Data extract:
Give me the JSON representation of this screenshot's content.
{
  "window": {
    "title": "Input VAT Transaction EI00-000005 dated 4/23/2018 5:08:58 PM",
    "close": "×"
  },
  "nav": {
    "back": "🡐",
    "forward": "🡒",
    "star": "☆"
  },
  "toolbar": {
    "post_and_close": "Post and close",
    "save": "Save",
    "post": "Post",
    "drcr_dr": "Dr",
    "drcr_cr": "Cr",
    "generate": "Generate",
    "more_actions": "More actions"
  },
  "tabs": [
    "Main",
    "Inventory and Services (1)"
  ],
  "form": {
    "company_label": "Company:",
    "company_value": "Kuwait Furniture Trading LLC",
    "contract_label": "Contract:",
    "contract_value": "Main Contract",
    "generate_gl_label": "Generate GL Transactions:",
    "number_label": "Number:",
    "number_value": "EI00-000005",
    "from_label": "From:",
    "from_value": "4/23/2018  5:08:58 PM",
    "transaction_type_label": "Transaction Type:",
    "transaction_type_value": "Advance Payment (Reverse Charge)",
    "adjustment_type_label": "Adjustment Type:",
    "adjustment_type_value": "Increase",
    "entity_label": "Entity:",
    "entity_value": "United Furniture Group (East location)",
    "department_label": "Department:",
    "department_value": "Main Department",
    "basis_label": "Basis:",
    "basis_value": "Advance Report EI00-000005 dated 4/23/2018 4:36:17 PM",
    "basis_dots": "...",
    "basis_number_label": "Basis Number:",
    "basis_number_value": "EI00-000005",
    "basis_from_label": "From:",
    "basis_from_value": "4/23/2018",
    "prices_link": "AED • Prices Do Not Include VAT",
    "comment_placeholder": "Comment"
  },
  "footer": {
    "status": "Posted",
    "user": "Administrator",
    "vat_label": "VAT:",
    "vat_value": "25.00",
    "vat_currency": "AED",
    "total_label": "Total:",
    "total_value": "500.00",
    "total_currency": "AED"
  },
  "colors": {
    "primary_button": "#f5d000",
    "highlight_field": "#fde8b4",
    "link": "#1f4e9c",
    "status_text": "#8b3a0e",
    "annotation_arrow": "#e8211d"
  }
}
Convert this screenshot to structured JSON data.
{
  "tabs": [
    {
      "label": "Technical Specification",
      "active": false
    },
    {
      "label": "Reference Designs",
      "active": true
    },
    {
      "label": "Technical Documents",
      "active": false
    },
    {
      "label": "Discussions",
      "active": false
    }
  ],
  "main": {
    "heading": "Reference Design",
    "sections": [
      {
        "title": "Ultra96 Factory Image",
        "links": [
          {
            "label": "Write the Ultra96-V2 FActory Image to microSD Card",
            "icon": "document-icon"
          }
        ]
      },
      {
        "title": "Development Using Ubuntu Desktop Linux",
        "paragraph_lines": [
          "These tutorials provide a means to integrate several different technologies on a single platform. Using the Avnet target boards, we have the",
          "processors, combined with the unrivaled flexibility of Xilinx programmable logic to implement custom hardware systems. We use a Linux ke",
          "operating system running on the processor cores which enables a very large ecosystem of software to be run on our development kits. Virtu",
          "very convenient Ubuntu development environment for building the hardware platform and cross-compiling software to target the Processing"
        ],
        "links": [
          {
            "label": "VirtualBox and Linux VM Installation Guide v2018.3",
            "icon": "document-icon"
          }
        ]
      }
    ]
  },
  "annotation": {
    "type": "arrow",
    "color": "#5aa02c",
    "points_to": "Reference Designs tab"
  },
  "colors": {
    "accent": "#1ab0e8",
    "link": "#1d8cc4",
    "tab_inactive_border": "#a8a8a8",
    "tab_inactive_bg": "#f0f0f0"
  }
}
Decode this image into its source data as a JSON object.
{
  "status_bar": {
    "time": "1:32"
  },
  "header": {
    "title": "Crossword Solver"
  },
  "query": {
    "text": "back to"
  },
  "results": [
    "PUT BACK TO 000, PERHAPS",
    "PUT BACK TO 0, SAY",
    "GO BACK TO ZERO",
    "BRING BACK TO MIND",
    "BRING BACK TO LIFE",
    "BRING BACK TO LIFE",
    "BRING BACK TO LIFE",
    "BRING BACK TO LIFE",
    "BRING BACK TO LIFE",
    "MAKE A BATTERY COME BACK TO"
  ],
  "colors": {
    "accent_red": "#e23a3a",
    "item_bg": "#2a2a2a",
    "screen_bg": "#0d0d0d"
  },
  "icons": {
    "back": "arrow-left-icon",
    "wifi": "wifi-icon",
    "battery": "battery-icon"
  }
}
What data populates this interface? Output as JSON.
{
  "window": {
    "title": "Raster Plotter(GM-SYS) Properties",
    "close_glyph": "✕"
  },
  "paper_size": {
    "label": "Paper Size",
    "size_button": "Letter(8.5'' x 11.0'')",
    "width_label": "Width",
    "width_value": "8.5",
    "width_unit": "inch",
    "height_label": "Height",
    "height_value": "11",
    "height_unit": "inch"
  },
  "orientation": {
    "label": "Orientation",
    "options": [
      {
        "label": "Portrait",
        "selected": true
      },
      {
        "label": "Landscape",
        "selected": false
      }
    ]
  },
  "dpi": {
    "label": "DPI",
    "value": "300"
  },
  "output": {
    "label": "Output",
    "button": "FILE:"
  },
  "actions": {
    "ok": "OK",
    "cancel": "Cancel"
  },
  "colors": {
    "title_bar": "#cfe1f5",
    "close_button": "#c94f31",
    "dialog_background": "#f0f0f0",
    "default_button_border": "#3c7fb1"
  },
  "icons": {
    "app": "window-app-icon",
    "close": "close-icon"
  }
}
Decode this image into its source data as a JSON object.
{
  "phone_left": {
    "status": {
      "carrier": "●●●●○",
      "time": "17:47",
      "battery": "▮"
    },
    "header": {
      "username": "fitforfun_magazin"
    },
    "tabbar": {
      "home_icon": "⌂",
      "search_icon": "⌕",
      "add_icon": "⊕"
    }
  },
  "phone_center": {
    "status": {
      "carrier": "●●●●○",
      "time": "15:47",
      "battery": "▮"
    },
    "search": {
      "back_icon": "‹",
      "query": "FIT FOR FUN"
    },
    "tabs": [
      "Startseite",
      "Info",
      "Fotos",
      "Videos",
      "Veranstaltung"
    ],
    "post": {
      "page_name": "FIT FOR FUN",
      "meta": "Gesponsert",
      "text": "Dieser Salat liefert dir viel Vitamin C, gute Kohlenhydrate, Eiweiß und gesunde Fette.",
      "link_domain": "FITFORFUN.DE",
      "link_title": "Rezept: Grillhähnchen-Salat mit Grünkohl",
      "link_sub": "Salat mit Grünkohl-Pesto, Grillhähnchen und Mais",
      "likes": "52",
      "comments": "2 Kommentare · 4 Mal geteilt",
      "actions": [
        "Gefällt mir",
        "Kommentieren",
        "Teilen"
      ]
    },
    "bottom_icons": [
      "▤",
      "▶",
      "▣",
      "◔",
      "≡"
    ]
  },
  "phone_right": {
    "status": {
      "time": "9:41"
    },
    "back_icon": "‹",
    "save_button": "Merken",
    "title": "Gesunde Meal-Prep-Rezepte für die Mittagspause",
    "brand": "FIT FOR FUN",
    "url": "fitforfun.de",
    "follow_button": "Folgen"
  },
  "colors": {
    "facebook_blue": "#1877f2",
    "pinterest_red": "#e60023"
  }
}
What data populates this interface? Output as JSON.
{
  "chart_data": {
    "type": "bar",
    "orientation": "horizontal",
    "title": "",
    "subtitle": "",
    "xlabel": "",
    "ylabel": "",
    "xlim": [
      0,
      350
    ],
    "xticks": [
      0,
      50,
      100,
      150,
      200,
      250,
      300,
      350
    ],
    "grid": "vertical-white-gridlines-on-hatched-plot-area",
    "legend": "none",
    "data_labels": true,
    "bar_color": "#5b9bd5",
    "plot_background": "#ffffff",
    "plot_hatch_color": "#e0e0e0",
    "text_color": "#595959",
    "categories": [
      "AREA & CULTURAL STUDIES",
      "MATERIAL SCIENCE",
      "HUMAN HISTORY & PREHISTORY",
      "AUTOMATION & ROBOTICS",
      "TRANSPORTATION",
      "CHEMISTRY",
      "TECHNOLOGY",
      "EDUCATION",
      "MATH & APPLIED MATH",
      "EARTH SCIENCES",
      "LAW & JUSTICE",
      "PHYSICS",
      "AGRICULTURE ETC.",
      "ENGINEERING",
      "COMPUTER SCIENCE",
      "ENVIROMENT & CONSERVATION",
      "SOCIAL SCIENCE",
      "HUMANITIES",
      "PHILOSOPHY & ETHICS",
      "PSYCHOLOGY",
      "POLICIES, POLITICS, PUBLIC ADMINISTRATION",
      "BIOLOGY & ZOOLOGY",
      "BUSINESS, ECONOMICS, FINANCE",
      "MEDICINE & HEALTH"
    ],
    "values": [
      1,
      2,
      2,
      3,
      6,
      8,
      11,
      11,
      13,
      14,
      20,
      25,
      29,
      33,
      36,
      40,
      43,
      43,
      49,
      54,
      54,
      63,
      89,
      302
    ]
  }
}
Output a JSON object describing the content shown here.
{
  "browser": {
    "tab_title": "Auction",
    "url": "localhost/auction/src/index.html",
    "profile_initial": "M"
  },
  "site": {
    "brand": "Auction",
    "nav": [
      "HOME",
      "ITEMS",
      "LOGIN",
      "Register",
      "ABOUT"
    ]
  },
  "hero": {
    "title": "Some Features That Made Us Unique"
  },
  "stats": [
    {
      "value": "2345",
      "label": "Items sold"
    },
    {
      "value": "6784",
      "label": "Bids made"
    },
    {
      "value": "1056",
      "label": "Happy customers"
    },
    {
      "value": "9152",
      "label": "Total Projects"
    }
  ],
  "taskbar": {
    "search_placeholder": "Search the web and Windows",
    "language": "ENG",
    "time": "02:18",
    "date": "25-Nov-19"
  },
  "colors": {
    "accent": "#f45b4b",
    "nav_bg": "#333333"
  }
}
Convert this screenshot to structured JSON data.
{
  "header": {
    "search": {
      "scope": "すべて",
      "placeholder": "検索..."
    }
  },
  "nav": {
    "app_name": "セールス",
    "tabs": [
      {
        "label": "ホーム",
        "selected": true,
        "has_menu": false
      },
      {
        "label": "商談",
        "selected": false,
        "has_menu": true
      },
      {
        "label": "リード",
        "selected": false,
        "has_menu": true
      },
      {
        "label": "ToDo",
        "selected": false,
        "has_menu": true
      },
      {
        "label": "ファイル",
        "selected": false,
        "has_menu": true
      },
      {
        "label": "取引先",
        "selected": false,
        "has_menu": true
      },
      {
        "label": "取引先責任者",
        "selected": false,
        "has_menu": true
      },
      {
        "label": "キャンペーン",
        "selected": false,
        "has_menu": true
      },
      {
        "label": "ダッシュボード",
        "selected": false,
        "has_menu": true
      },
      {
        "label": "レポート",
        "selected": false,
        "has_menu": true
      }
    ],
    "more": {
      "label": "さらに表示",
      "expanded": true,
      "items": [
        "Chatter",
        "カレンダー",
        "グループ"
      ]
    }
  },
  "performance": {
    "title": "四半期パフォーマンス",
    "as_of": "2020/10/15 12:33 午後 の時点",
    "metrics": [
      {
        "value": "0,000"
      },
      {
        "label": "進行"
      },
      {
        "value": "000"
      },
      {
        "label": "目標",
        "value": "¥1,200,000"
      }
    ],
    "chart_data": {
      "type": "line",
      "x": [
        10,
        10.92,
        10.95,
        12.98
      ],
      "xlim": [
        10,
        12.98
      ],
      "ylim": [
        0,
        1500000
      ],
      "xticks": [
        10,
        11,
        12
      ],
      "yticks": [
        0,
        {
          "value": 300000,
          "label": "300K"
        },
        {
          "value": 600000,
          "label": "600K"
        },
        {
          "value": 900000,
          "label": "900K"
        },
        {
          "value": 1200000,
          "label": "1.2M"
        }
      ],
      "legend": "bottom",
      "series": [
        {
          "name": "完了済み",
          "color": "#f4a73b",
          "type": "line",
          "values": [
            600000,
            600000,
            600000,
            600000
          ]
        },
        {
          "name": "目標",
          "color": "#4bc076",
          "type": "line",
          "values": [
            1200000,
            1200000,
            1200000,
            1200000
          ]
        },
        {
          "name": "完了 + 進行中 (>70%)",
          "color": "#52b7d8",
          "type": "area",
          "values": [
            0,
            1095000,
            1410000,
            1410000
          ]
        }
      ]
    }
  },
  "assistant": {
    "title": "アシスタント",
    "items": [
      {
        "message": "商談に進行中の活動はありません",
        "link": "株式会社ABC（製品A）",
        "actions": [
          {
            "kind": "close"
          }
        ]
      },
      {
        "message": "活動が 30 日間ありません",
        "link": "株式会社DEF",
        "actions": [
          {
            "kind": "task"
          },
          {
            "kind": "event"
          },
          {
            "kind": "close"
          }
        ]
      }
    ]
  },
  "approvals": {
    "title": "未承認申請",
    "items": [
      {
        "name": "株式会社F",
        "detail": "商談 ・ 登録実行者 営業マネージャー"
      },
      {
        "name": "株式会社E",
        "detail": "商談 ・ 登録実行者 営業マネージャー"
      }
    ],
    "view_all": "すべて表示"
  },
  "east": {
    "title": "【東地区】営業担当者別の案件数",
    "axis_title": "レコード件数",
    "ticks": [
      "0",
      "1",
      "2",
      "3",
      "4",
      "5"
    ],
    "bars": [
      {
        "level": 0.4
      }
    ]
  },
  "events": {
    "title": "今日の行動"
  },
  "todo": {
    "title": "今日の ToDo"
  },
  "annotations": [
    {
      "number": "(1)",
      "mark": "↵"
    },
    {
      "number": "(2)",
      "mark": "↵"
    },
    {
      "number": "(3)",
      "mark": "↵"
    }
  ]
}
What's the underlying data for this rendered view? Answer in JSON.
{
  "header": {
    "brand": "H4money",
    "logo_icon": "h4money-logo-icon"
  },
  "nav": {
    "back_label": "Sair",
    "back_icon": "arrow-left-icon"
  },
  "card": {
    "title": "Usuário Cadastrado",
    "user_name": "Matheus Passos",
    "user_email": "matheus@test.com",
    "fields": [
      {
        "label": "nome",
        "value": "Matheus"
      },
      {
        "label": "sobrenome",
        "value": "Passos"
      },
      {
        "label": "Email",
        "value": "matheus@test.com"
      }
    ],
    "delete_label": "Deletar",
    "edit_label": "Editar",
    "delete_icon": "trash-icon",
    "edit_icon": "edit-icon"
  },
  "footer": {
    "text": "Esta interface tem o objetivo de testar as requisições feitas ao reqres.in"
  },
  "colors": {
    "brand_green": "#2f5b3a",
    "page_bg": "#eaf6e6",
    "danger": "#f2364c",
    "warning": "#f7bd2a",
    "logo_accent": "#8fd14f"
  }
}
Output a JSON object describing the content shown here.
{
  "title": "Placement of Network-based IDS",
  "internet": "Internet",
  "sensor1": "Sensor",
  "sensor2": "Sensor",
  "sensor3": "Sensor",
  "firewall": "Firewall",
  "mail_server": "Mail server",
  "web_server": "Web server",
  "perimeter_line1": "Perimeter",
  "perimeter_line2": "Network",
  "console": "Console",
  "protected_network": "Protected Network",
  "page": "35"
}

Set problem: Search the data for "dated". Copy every matching line.

Full solution:
    "title": "Input VAT Transaction EI00-000005 dated 4/23/2018 5:08:58 PM",
    "basis_value": "Advance Report EI00-000005 dated 4/23/2018 4:36:17 PM",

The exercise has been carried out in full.